— DIRECTION —
Quote the listing in full, exactly as given, minus any pictures.
--
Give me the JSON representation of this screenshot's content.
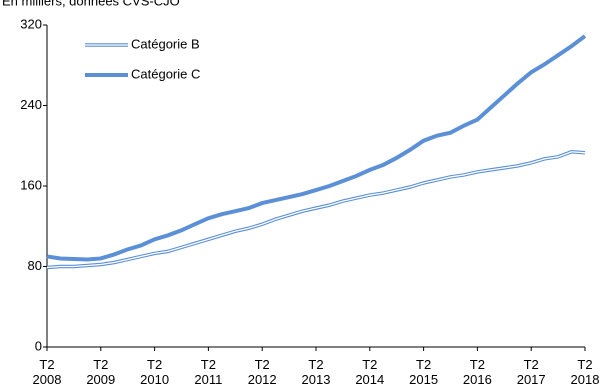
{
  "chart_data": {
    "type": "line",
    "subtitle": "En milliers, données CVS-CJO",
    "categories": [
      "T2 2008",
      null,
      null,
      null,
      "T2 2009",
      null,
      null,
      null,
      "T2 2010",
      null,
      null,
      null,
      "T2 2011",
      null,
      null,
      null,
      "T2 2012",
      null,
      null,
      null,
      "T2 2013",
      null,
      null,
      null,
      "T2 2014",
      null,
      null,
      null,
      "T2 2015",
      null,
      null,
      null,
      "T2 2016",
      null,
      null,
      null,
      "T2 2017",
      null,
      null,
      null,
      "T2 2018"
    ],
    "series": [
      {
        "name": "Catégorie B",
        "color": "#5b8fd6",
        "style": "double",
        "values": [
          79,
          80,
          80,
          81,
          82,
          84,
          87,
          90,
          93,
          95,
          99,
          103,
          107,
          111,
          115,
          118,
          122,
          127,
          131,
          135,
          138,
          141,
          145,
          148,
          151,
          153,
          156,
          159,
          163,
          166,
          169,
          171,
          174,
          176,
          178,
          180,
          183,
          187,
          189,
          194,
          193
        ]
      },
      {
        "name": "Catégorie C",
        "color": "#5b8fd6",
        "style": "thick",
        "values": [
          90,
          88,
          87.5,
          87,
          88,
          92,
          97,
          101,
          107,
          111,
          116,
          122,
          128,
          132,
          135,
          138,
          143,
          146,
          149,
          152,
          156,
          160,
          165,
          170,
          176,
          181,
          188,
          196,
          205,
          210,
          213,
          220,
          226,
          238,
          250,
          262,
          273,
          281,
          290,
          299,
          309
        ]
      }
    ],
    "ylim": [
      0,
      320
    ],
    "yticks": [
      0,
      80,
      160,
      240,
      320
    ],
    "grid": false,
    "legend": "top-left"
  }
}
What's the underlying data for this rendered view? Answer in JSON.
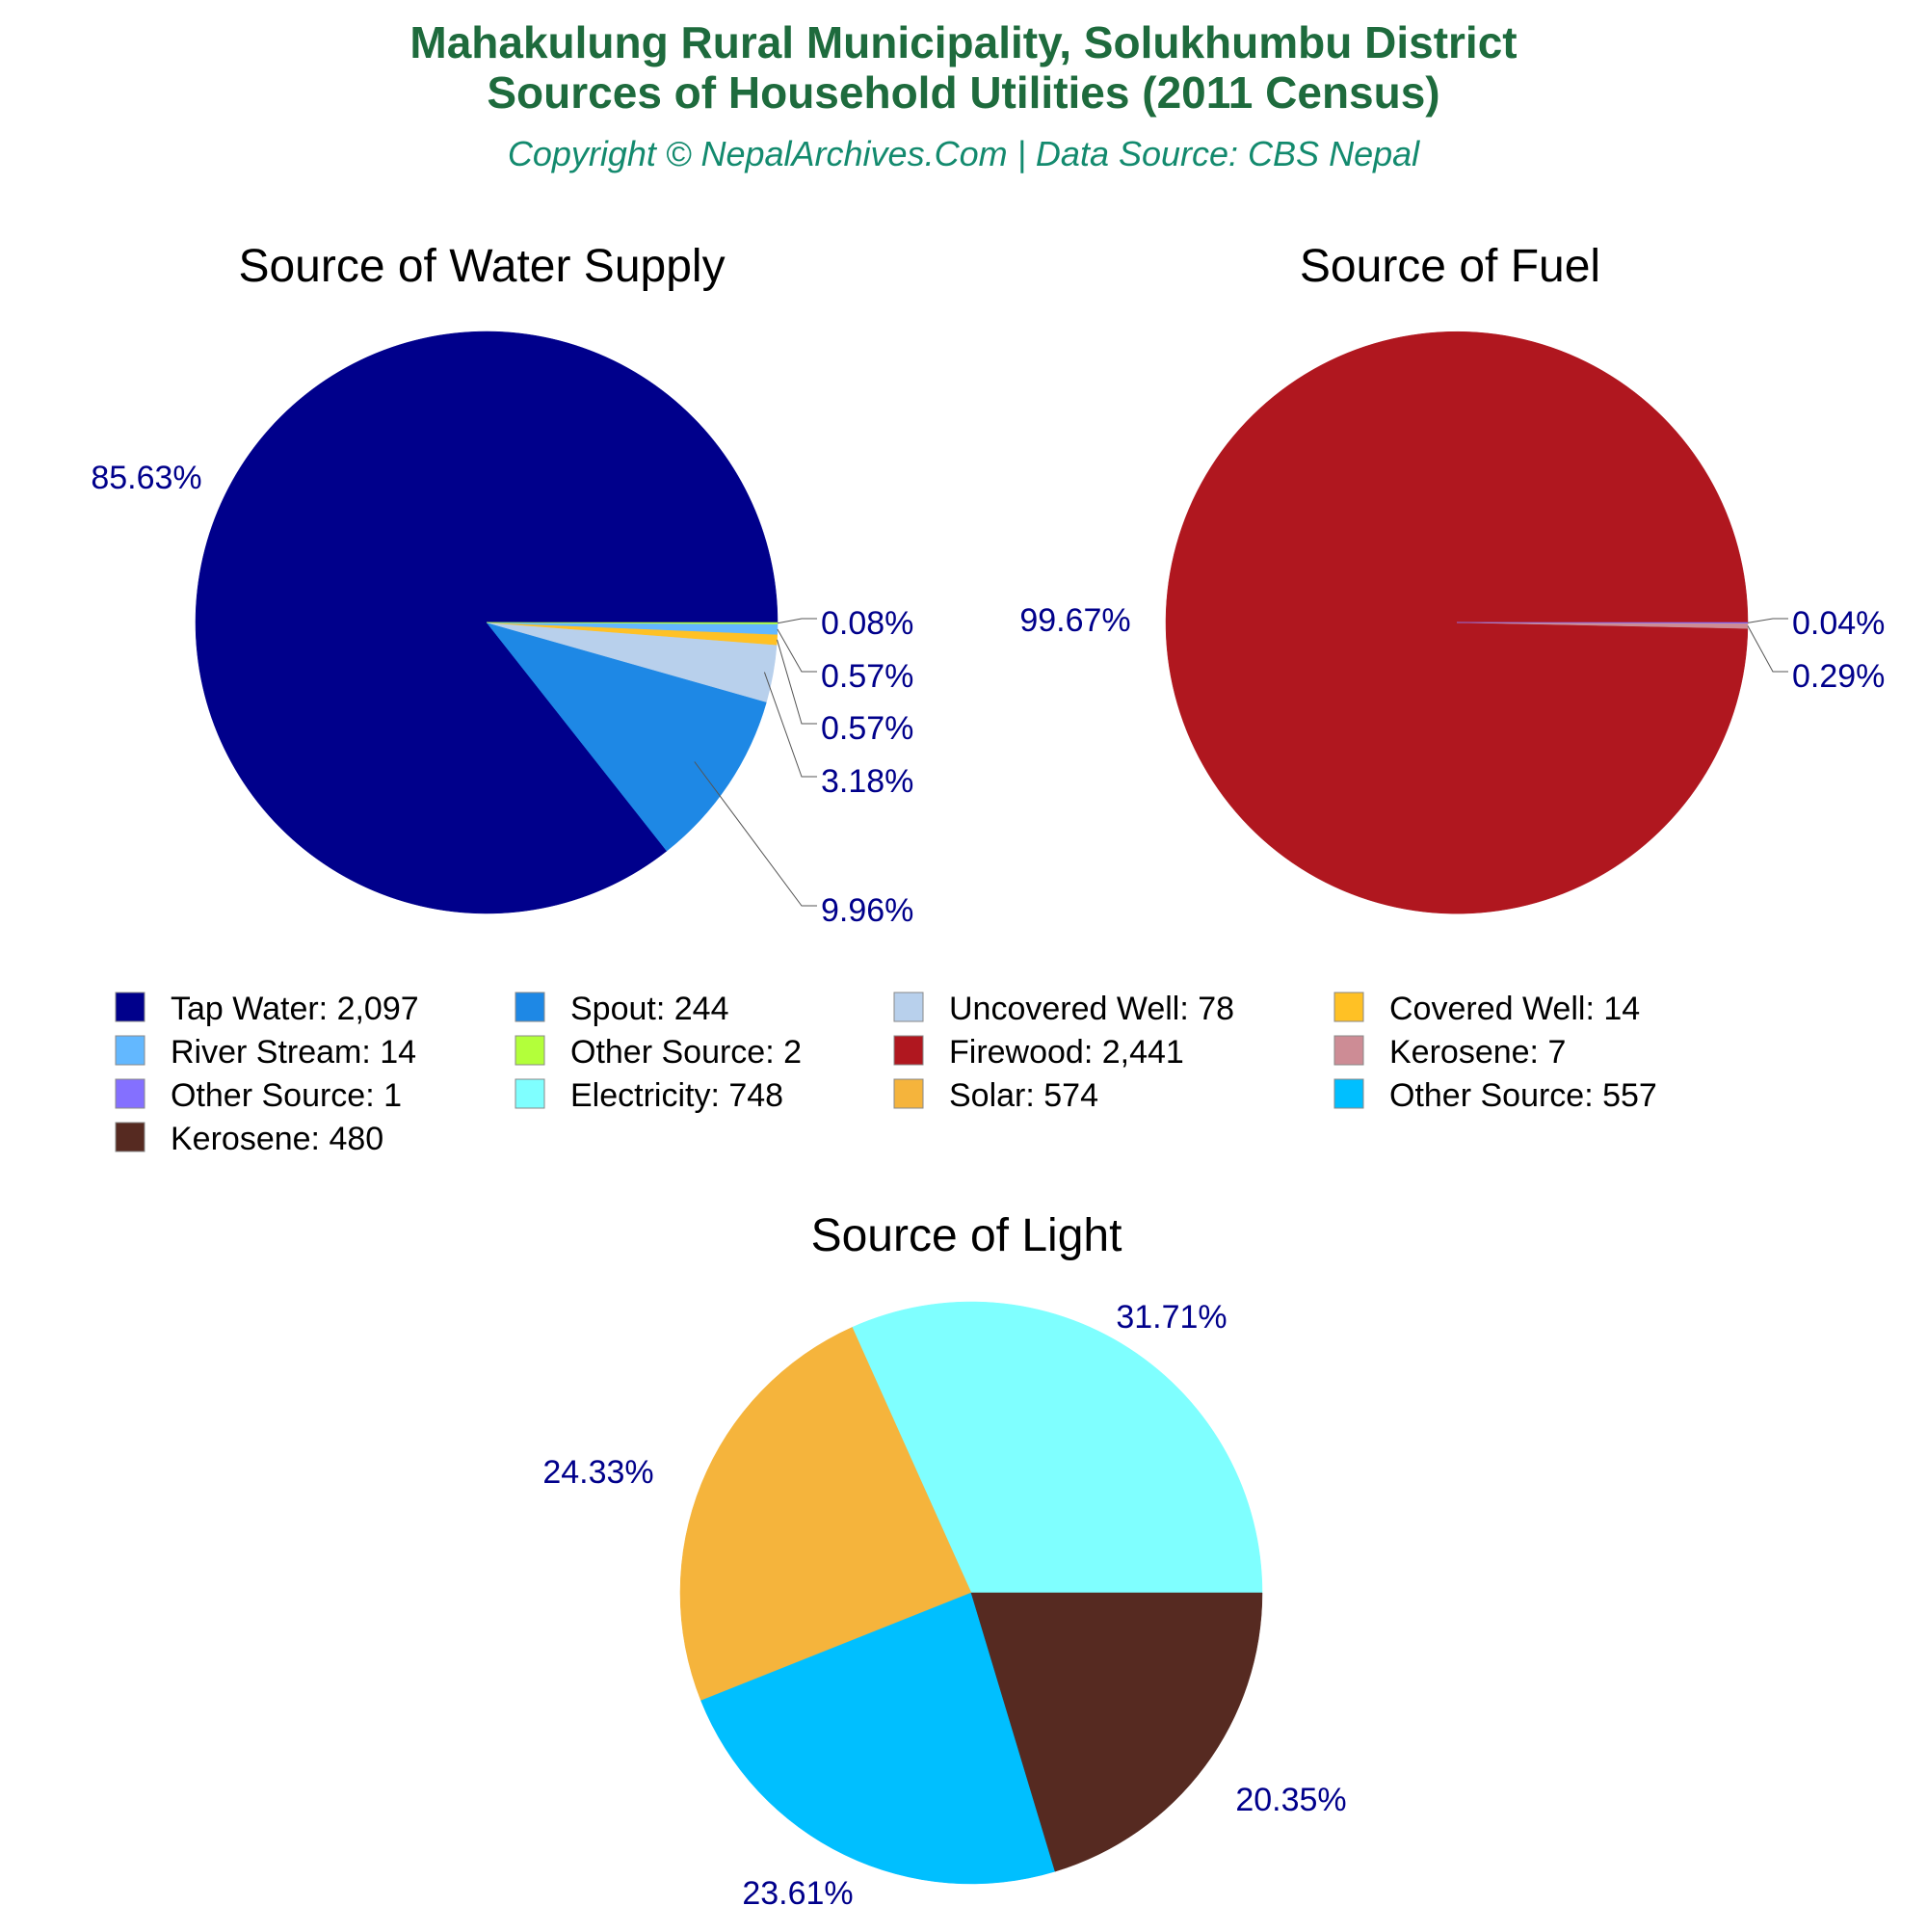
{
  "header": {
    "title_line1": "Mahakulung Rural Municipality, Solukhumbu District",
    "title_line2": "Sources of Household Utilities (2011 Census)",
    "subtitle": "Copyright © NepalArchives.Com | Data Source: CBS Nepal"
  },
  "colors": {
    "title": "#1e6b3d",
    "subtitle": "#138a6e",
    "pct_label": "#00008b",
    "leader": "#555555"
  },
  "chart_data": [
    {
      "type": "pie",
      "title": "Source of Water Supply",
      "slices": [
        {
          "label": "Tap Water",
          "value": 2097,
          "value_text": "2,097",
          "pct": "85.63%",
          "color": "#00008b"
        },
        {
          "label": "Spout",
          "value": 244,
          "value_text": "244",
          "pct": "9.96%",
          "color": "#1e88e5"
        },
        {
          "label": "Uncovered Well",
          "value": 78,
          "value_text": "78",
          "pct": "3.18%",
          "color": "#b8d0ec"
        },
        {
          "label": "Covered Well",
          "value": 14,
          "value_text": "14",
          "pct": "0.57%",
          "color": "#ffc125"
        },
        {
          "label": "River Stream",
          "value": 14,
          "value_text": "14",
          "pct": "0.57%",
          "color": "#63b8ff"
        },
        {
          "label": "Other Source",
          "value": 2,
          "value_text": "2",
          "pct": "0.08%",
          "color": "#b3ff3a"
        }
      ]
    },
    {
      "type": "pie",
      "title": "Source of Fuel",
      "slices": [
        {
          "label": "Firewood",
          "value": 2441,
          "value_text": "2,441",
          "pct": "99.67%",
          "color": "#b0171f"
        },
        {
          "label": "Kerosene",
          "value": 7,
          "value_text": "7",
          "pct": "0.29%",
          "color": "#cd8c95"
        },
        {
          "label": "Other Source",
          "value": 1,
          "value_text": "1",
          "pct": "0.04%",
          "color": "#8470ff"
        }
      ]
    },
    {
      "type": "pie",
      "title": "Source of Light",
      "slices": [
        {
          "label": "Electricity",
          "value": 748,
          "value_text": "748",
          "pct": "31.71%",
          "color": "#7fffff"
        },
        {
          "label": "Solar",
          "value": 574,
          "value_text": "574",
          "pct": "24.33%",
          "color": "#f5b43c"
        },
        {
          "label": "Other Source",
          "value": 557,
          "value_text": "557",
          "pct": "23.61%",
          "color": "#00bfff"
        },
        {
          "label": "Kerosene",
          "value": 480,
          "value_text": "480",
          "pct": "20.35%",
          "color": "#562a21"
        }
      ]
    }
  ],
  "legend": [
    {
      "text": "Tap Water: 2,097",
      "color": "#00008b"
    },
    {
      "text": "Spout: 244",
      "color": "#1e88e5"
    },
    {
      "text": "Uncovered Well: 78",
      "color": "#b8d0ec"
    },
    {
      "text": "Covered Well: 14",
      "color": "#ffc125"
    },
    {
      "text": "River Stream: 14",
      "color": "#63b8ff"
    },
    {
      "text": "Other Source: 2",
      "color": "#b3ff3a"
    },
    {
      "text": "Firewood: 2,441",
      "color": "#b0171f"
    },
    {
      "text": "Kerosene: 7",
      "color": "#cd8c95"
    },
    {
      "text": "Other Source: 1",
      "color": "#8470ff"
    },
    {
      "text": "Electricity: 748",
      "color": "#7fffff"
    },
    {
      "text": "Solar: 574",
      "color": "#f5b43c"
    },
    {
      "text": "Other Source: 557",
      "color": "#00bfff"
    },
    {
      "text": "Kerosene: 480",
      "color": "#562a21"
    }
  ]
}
--
— ANSWER TO THE PROBLEM —
Give me the JSON representation of this screenshot's content.
{
  "chart_data": {
    "type": "line",
    "subtitle": "En milliers, données CVS-CJO",
    "categories": [
      "T2 2008",
      null,
      null,
      null,
      "T2 2009",
      null,
      null,
      null,
      "T2 2010",
      null,
      null,
      null,
      "T2 2011",
      null,
      null,
      null,
      "T2 2012",
      null,
      null,
      null,
      "T2 2013",
      null,
      null,
      null,
      "T2 2014",
      null,
      null,
      null,
      "T2 2015",
      null,
      null,
      null,
      "T2 2016",
      null,
      null,
      null,
      "T2 2017",
      null,
      null,
      null,
      "T2 2018"
    ],
    "series": [
      {
        "name": "Catégorie B",
        "color": "#5b8fd6",
        "style": "double",
        "values": [
          79,
          80,
          80,
          81,
          82,
          84,
          87,
          90,
          93,
          95,
          99,
          103,
          107,
          111,
          115,
          118,
          122,
          127,
          131,
          135,
          138,
          141,
          145,
          148,
          151,
          153,
          156,
          159,
          163,
          166,
          169,
          171,
          174,
          176,
          178,
          180,
          183,
          187,
          189,
          194,
          193
        ]
      },
      {
        "name": "Catégorie C",
        "color": "#5b8fd6",
        "style": "thick",
        "values": [
          90,
          88,
          87.5,
          87,
          88,
          92,
          97,
          101,
          107,
          111,
          116,
          122,
          128,
          132,
          135,
          138,
          143,
          146,
          149,
          152,
          156,
          160,
          165,
          170,
          176,
          181,
          188,
          196,
          205,
          210,
          213,
          220,
          226,
          238,
          250,
          262,
          273,
          281,
          290,
          299,
          309
        ]
      }
    ],
    "ylim": [
      0,
      320
    ],
    "yticks": [
      0,
      80,
      160,
      240,
      320
    ],
    "grid": false,
    "legend": "top-left"
  }
}
What's the underlying data for this rendered view? Answer in JSON.
{
  "header": {
    "title_line1": "Mahakulung Rural Municipality, Solukhumbu District",
    "title_line2": "Sources of Household Utilities (2011 Census)",
    "subtitle": "Copyright © NepalArchives.Com | Data Source: CBS Nepal"
  },
  "colors": {
    "title": "#1e6b3d",
    "subtitle": "#138a6e",
    "pct_label": "#00008b",
    "leader": "#555555"
  },
  "chart_data": [
    {
      "type": "pie",
      "title": "Source of Water Supply",
      "slices": [
        {
          "label": "Tap Water",
          "value": 2097,
          "value_text": "2,097",
          "pct": "85.63%",
          "color": "#00008b"
        },
        {
          "label": "Spout",
          "value": 244,
          "value_text": "244",
          "pct": "9.96%",
          "color": "#1e88e5"
        },
        {
          "label": "Uncovered Well",
          "value": 78,
          "value_text": "78",
          "pct": "3.18%",
          "color": "#b8d0ec"
        },
        {
          "label": "Covered Well",
          "value": 14,
          "value_text": "14",
          "pct": "0.57%",
          "color": "#ffc125"
        },
        {
          "label": "River Stream",
          "value": 14,
          "value_text": "14",
          "pct": "0.57%",
          "color": "#63b8ff"
        },
        {
          "label": "Other Source",
          "value": 2,
          "value_text": "2",
          "pct": "0.08%",
          "color": "#b3ff3a"
        }
      ]
    },
    {
      "type": "pie",
      "title": "Source of Fuel",
      "slices": [
        {
          "label": "Firewood",
          "value": 2441,
          "value_text": "2,441",
          "pct": "99.67%",
          "color": "#b0171f"
        },
        {
          "label": "Kerosene",
          "value": 7,
          "value_text": "7",
          "pct": "0.29%",
          "color": "#cd8c95"
        },
        {
          "label": "Other Source",
          "value": 1,
          "value_text": "1",
          "pct": "0.04%",
          "color": "#8470ff"
        }
      ]
    },
    {
      "type": "pie",
      "title": "Source of Light",
      "slices": [
        {
          "label": "Electricity",
          "value": 748,
          "value_text": "748",
          "pct": "31.71%",
          "color": "#7fffff"
        },
        {
          "label": "Solar",
          "value": 574,
          "value_text": "574",
          "pct": "24.33%",
          "color": "#f5b43c"
        },
        {
          "label": "Other Source",
          "value": 557,
          "value_text": "557",
          "pct": "23.61%",
          "color": "#00bfff"
        },
        {
          "label": "Kerosene",
          "value": 480,
          "value_text": "480",
          "pct": "20.35%",
          "color": "#562a21"
        }
      ]
    }
  ],
  "legend": [
    {
      "text": "Tap Water: 2,097",
      "color": "#00008b"
    },
    {
      "text": "Spout: 244",
      "color": "#1e88e5"
    },
    {
      "text": "Uncovered Well: 78",
      "color": "#b8d0ec"
    },
    {
      "text": "Covered Well: 14",
      "color": "#ffc125"
    },
    {
      "text": "River Stream: 14",
      "color": "#63b8ff"
    },
    {
      "text": "Other Source: 2",
      "color": "#b3ff3a"
    },
    {
      "text": "Firewood: 2,441",
      "color": "#b0171f"
    },
    {
      "text": "Kerosene: 7",
      "color": "#cd8c95"
    },
    {
      "text": "Other Source: 1",
      "color": "#8470ff"
    },
    {
      "text": "Electricity: 748",
      "color": "#7fffff"
    },
    {
      "text": "Solar: 574",
      "color": "#f5b43c"
    },
    {
      "text": "Other Source: 557",
      "color": "#00bfff"
    },
    {
      "text": "Kerosene: 480",
      "color": "#562a21"
    }
  ]
}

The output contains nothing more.